YOUR INSTRUCTIONS: Put every line of the records below into a JSON list of strings, one string per line, leaving out blank lines.

DATA SECTION:
>>>>>
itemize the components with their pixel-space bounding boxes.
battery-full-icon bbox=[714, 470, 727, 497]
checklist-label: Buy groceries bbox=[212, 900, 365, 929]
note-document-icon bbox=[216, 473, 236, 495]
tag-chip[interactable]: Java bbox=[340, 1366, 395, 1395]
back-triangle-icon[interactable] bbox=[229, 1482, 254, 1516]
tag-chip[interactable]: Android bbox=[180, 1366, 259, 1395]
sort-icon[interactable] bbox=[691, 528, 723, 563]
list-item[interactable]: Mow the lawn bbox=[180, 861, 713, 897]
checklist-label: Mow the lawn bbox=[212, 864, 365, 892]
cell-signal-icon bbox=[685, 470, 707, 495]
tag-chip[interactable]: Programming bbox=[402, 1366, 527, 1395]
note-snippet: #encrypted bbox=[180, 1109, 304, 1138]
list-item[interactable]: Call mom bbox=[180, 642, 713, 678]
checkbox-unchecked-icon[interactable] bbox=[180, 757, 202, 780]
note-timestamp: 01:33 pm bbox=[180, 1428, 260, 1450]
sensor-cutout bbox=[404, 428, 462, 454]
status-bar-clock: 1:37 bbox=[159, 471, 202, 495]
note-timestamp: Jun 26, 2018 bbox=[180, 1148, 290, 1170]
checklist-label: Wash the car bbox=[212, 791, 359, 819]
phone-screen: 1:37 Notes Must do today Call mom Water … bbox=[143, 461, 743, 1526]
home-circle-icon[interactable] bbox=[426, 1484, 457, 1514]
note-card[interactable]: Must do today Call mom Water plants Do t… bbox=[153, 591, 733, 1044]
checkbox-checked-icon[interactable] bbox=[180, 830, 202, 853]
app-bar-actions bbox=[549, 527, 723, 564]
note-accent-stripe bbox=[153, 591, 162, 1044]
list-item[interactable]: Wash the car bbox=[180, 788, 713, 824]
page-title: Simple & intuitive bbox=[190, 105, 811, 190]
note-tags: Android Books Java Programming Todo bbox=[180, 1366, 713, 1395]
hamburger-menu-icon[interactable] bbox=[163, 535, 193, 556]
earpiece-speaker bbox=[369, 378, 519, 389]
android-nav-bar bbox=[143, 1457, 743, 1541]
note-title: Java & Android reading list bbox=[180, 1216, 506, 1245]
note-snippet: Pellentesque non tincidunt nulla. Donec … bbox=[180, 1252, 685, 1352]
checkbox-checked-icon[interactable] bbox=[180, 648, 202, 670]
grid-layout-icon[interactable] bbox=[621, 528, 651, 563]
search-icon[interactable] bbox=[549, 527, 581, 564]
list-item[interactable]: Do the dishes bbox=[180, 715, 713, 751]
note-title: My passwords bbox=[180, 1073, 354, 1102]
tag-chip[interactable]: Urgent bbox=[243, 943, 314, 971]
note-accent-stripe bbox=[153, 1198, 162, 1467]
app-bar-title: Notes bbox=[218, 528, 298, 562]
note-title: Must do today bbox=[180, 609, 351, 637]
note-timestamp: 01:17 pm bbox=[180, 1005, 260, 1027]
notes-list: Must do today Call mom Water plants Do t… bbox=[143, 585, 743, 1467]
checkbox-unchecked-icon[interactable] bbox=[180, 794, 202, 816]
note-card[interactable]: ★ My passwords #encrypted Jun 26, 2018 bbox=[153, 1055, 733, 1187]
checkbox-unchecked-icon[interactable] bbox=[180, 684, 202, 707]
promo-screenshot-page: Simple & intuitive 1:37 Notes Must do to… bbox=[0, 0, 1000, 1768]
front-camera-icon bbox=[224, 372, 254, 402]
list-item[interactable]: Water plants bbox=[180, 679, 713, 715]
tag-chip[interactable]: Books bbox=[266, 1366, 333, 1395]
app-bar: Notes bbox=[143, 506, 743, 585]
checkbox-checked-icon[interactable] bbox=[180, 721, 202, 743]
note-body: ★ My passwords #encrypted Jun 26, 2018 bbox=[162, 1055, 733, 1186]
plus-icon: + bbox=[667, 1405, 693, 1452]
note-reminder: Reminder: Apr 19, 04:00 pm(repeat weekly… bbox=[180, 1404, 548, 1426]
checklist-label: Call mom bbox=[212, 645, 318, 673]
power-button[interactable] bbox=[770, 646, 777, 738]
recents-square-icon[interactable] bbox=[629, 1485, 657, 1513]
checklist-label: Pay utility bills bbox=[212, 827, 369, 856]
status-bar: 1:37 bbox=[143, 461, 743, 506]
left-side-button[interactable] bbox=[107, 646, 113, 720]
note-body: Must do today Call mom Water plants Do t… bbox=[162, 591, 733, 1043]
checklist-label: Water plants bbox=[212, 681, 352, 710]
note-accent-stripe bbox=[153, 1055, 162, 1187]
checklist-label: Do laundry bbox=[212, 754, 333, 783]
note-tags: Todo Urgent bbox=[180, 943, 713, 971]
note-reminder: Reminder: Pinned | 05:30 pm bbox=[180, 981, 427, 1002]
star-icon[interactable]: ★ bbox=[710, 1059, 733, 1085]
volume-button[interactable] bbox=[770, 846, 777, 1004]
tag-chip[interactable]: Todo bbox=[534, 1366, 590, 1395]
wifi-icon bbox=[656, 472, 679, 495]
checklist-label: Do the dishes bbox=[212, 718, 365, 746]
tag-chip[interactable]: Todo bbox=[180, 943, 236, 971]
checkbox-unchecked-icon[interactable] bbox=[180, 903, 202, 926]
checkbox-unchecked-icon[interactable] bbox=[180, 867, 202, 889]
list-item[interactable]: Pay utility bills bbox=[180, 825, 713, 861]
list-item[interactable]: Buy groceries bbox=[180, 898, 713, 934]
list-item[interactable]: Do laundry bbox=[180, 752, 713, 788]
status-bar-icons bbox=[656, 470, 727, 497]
<<<<<
RESPONSE TO THE EXERCISE:
[
  "itemize the components with their pixel-space bounding boxes.",
  "battery-full-icon bbox=[714, 470, 727, 497]",
  "checklist-label: Buy groceries bbox=[212, 900, 365, 929]",
  "note-document-icon bbox=[216, 473, 236, 495]",
  "tag-chip[interactable]: Java bbox=[340, 1366, 395, 1395]",
  "back-triangle-icon[interactable] bbox=[229, 1482, 254, 1516]",
  "tag-chip[interactable]: Android bbox=[180, 1366, 259, 1395]",
  "sort-icon[interactable] bbox=[691, 528, 723, 563]",
  "list-item[interactable]: Mow the lawn bbox=[180, 861, 713, 897]",
  "checklist-label: Mow the lawn bbox=[212, 864, 365, 892]",
  "cell-signal-icon bbox=[685, 470, 707, 495]",
  "tag-chip[interactable]: Programming bbox=[402, 1366, 527, 1395]",
  "note-snippet: #encrypted bbox=[180, 1109, 304, 1138]",
  "list-item[interactable]: Call mom bbox=[180, 642, 713, 678]",
  "checkbox-unchecked-icon[interactable] bbox=[180, 757, 202, 780]",
  "note-timestamp: 01:33 pm bbox=[180, 1428, 260, 1450]",
  "sensor-cutout bbox=[404, 428, 462, 454]",
  "status-bar-clock: 1:37 bbox=[159, 471, 202, 495]",
  "note-timestamp: Jun 26, 2018 bbox=[180, 1148, 290, 1170]",
  "checklist-label: Wash the car bbox=[212, 791, 359, 819]",
  "phone-screen: 1:37 Notes Must do today Call mom Water … bbox=[143, 461, 743, 1526]",
  "home-circle-icon[interactable] bbox=[426, 1484, 457, 1514]",
  "note-card[interactable]: Must do today Call mom Water plants Do t… bbox=[153, 591, 733, 1044]",
  "checkbox-checked-icon[interactable] bbox=[180, 830, 202, 853]",
  "app-bar-actions bbox=[549, 527, 723, 564]",
  "note-accent-stripe bbox=[153, 591, 162, 1044]",
  "list-item[interactable]: Wash the car bbox=[180, 788, 713, 824]",
  "page-title: Simple & intuitive bbox=[190, 105, 811, 190]",
  "note-tags: Android Books Java Programming Todo bbox=[180, 1366, 713, 1395]",
  "hamburger-menu-icon[interactable] bbox=[163, 535, 193, 556]",
  "earpiece-speaker bbox=[369, 378, 519, 389]",
  "android-nav-bar bbox=[143, 1457, 743, 1541]",
  "note-title: Java & Android reading list bbox=[180, 1216, 506, 1245]",
  "note-snippet: Pellentesque non tincidunt nulla. Donec … bbox=[180, 1252, 685, 1352]",
  "checkbox-checked-icon[interactable] bbox=[180, 648, 202, 670]",
  "grid-layout-icon[interactable] bbox=[621, 528, 651, 563]",
  "search-icon[interactable] bbox=[549, 527, 581, 564]",
  "list-item[interactable]: Do the dishes bbox=[180, 715, 713, 751]",
  "note-title: My passwords bbox=[180, 1073, 354, 1102]",
  "tag-chip[interactable]: Urgent bbox=[243, 943, 314, 971]",
  "note-accent-stripe bbox=[153, 1198, 162, 1467]",
  "app-bar-title: Notes bbox=[218, 528, 298, 562]",
  "note-title: Must do today bbox=[180, 609, 351, 637]",
  "note-timestamp: 01:17 pm bbox=[180, 1005, 260, 1027]",
  "notes-list: Must do today Call mom Water plants Do t… bbox=[143, 585, 743, 1467]",
  "checkbox-unchecked-icon[interactable] bbox=[180, 794, 202, 816]",
  "note-card[interactable]: ★ My passwords #encrypted Jun 26, 2018 bbox=[153, 1055, 733, 1187]",
  "checkbox-unchecked-icon[interactable] bbox=[180, 684, 202, 707]",
  "promo-screenshot-page: Simple & intuitive 1:37 Notes Must do to… bbox=[0, 0, 1000, 1768]",
  "front-camera-icon bbox=[224, 372, 254, 402]",
  "list-item[interactable]: Water plants bbox=[180, 679, 713, 715]",
  "tag-chip[interactable]: Books bbox=[266, 1366, 333, 1395]",
  "app-bar: Notes bbox=[143, 506, 743, 585]",
  "checkbox-checked-icon[interactable] bbox=[180, 721, 202, 743]",
  "note-body: ★ My passwords #encrypted Jun 26, 2018 bbox=[162, 1055, 733, 1186]",
  "plus-icon: + bbox=[667, 1405, 693, 1452]",
  "note-reminder: Reminder: Apr 19, 04:00 pm(repeat weekly… bbox=[180, 1404, 548, 1426]",
  "checklist-label: Call mom bbox=[212, 645, 318, 673]",
  "power-button[interactable] bbox=[770, 646, 777, 738]",
  "recents-square-icon[interactable] bbox=[629, 1485, 657, 1513]",
  "checklist-label: Pay utility bills bbox=[212, 827, 369, 856]",
  "status-bar: 1:37 bbox=[143, 461, 743, 506]",
  "left-side-button[interactable] bbox=[107, 646, 113, 720]",
  "note-body: Must do today Call mom Water plants Do t… bbox=[162, 591, 733, 1043]",
  "checklist-label: Water plants bbox=[212, 681, 352, 710]",
  "note-accent-stripe bbox=[153, 1055, 162, 1187]",
  "checklist-label: Do laundry bbox=[212, 754, 333, 783]",
  "note-tags: Todo Urgent bbox=[180, 943, 713, 971]",
  "note-reminder: Reminder: Pinned | 05:30 pm bbox=[180, 981, 427, 1002]",
  "star-icon[interactable]: ★ bbox=[710, 1059, 733, 1085]",
  "volume-button[interactable] bbox=[770, 846, 777, 1004]",
  "tag-chip[interactable]: Todo bbox=[534, 1366, 590, 1395]",
  "wifi-icon bbox=[656, 472, 679, 495]",
  "checklist-label: Do the dishes bbox=[212, 718, 365, 746]",
  "tag-chip[interactable]: Todo bbox=[180, 943, 236, 971]",
  "checkbox-unchecked-icon[interactable] bbox=[180, 903, 202, 926]",
  "checkbox-unchecked-icon[interactable] bbox=[180, 867, 202, 889]",
  "list-item[interactable]: Pay utility bills bbox=[180, 825, 713, 861]",
  "list-item[interactable]: Buy groceries bbox=[180, 898, 713, 934]",
  "list-item[interactable]: Do laundry bbox=[180, 752, 713, 788]",
  "status-bar-icons bbox=[656, 470, 727, 497]"
]